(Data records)

━━━━━━━━

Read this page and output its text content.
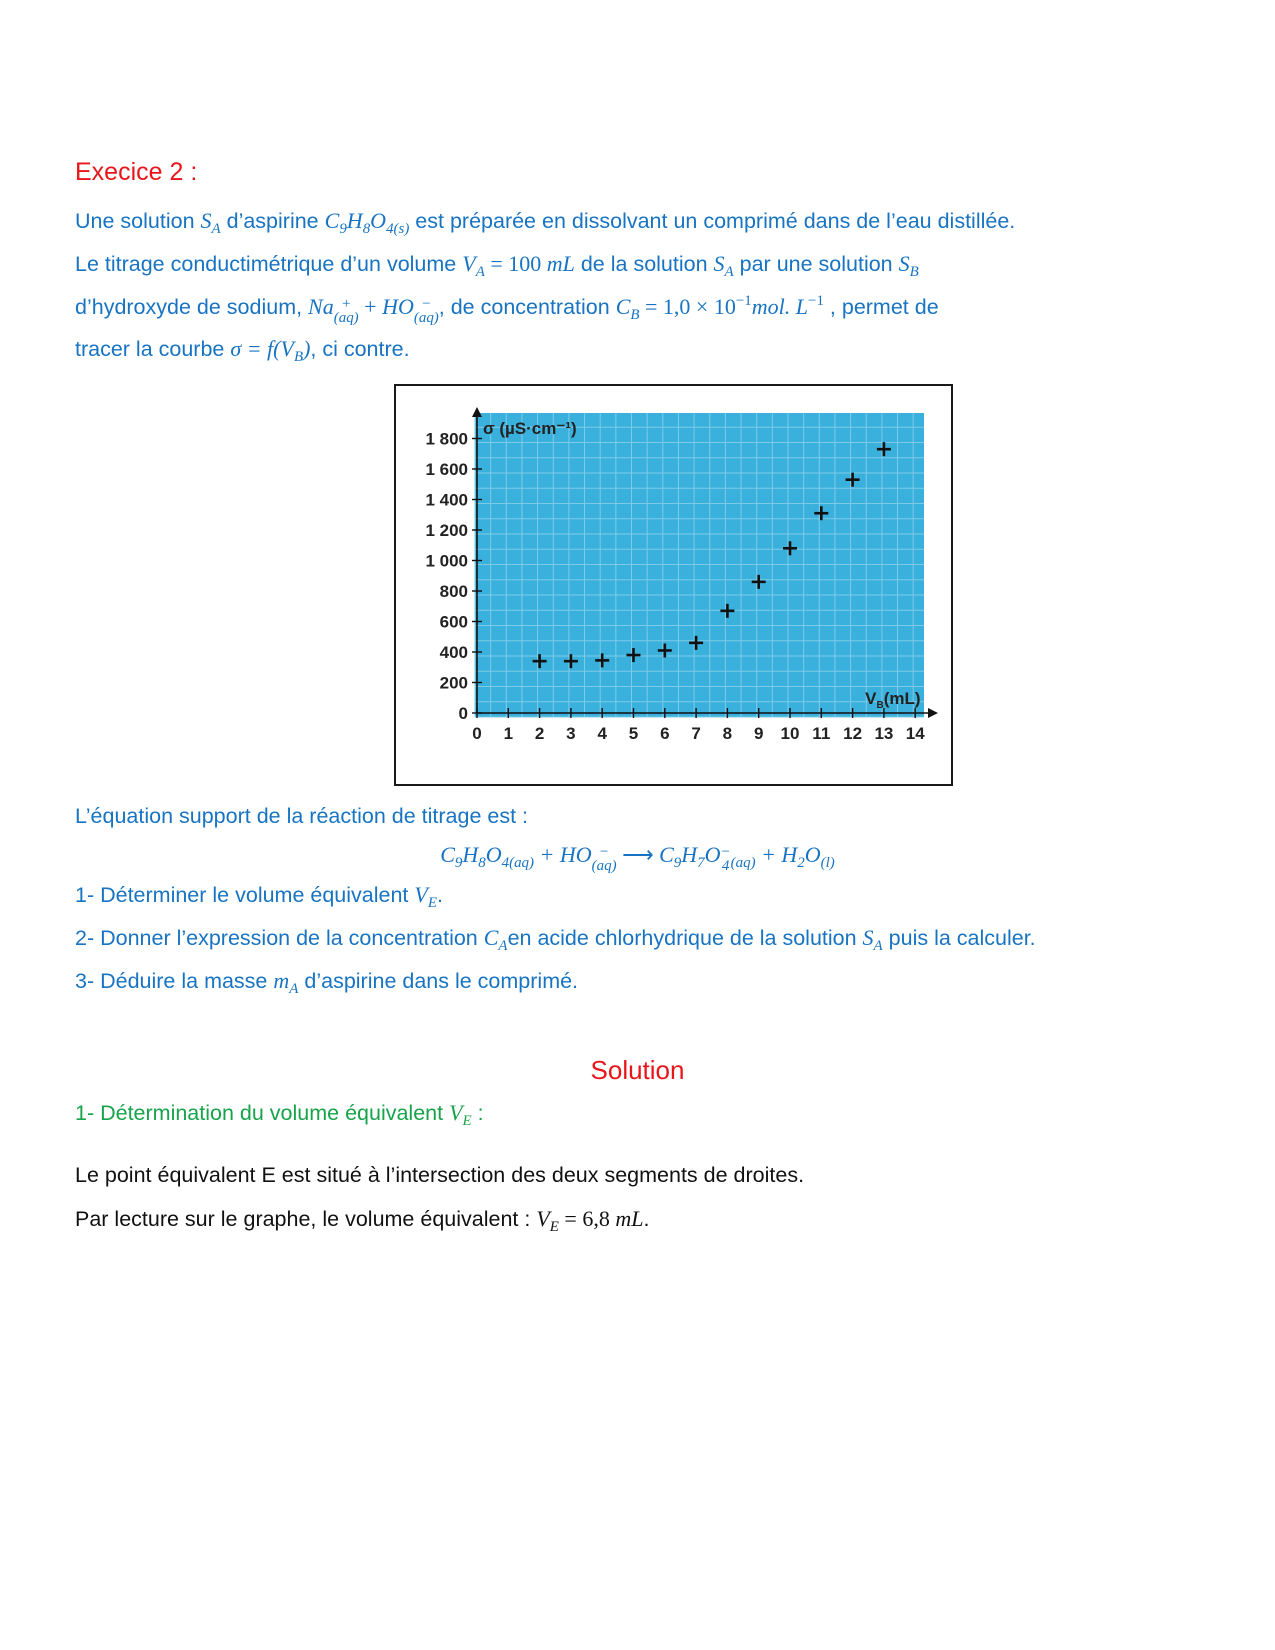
Execice 2 :
Une solution $S_A$ d’aspirine $C_9H_8O_{4(s)}$ est préparée en dissolvant un comprimé dans de l’eau distillée.
Le titrage conductimétrique d’un volume $V_A = 100$ mL de la solution $S_A$ par une solution $S_B$
d’hydroxyde de sodium, Na +
(aq) + HO −
(aq) , de concentration $C_B = 1,0 \times 10^{-1}mol$. $L^{-1}$ , permet de
tracer la courbe $\sigma = f(V_B)$, ci contre.
0
200
400
600
800
1 000
1 200
1 400
1 600
1 800
0 1 2 3 4 5 6 7 8 9 10 11 12 13 14
σ (µS·cm⁻¹)
$V_B(mL)$
L’équation support de la réaction de titrage est :
$C_9H_8O_{4(aq)}$ + HO −
(aq) ⟶ $C_9H_7O$ −
4 $_{(aq)} + H_2O_{(l)}$
1- Déterminer le volume équivalent $V_E$.
2- Donner l’expression de la concentration $C_Aen$ acide chlorhydrique de la solution $S_A$ puis la calculer.
3- Déduire la masse $m_A$ d’aspirine dans le comprimé.
Solution
1- Détermination du volume équivalent $V_E$ :
Le point équivalent E est situé à l’intersection des deux segments de droites.
Par lecture sur le graphe, le volume équivalent : $V_E = 6,8$ mL.
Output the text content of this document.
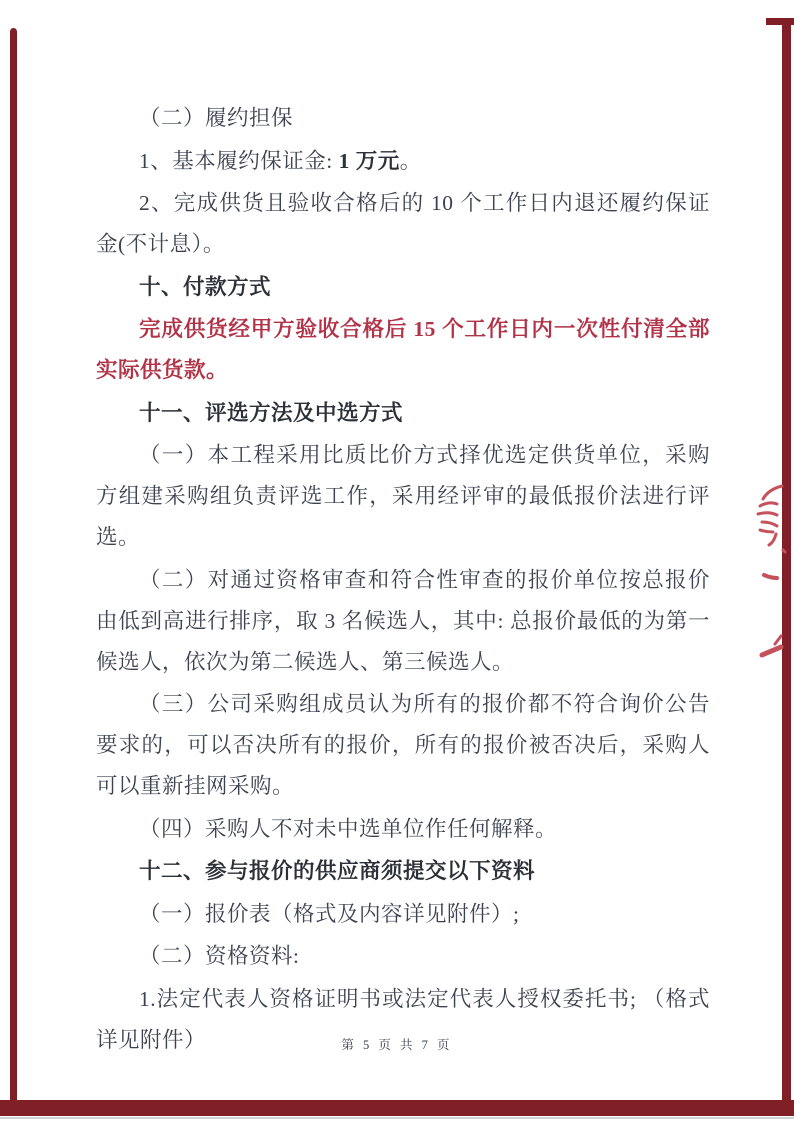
（二）履约担保

1、基本履约保证金: 1 万元。

2、完成供货且验收合格后的 10 个工作日内退还履约保证金(不计息）。

十、付款方式

完成供货经甲方验收合格后 15 个工作日内一次性付清全部实际供货款。

十一、评选方法及中选方式

（一）本工程采用比质比价方式择优选定供货单位，采购方组建采购组负责评选工作，采用经评审的最低报价法进行评选。

（二）对通过资格审查和符合性审查的报价单位按总报价由低到高进行排序，取 3 名候选人，其中: 总报价最低的为第一候选人，依次为第二候选人、第三候选人。

（三）公司采购组成员认为所有的报价都不符合询价公告要求的，可以否决所有的报价，所有的报价被否决后，采购人可以重新挂网采购。

（四）采购人不对未中选单位作任何解释。

十二、参与报价的供应商须提交以下资料

（一）报价表（格式及内容详见附件）;

（二）资格资料:

1.法定代表人资格证明书或法定代表人授权委托书; （格式详见附件）	第 5 页 共 7 页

━━━━━━━━

● **Task requirements**:
Transcribe all of the entries word for word, but skip any pictures they contain.

● **Response to this task**:
Read this page and output its text content.
Execice 2 :
Une solution $S_A$ d’aspirine $C_9H_8O_{4(s)}$ est préparée en dissolvant un comprimé dans de l’eau distillée.
Le titrage conductimétrique d’un volume $V_A = 100$ mL de la solution $S_A$ par une solution $S_B$
d’hydroxyde de sodium, Na +
(aq) + HO −
(aq) , de concentration $C_B = 1,0 \times 10^{-1}mol$. $L^{-1}$ , permet de
tracer la courbe $\sigma = f(V_B)$, ci contre.
0
200
400
600
800
1 000
1 200
1 400
1 600
1 800
0 1 2 3 4 5 6 7 8 9 10 11 12 13 14
σ (µS·cm⁻¹)
$V_B(mL)$
L’équation support de la réaction de titrage est :
$C_9H_8O_{4(aq)}$ + HO −
(aq) ⟶ $C_9H_7O$ −
4 $_{(aq)} + H_2O_{(l)}$
1- Déterminer le volume équivalent $V_E$.
2- Donner l’expression de la concentration $C_Aen$ acide chlorhydrique de la solution $S_A$ puis la calculer.
3- Déduire la masse $m_A$ d’aspirine dans le comprimé.
Solution
1- Détermination du volume équivalent $V_E$ :
Le point équivalent E est situé à l’intersection des deux segments de droites.
Par lecture sur le graphe, le volume équivalent : $V_E = 6,8$ mL.
Output the text content of this document.
（二）履约担保

1、基本履约保证金: 1 万元。

2、完成供货且验收合格后的 10 个工作日内退还履约保证金(不计息）。

十、付款方式

完成供货经甲方验收合格后 15 个工作日内一次性付清全部实际供货款。

十一、评选方法及中选方式

（一）本工程采用比质比价方式择优选定供货单位，采购方组建采购组负责评选工作，采用经评审的最低报价法进行评选。

（二）对通过资格审查和符合性审查的报价单位按总报价由低到高进行排序，取 3 名候选人，其中: 总报价最低的为第一候选人，依次为第二候选人、第三候选人。

（三）公司采购组成员认为所有的报价都不符合询价公告要求的，可以否决所有的报价，所有的报价被否决后，采购人可以重新挂网采购。

（四）采购人不对未中选单位作任何解释。

十二、参与报价的供应商须提交以下资料

（一）报价表（格式及内容详见附件）;

（二）资格资料:

1.法定代表人资格证明书或法定代表人授权委托书; （格式详见附件）	第 5 页 共 7 页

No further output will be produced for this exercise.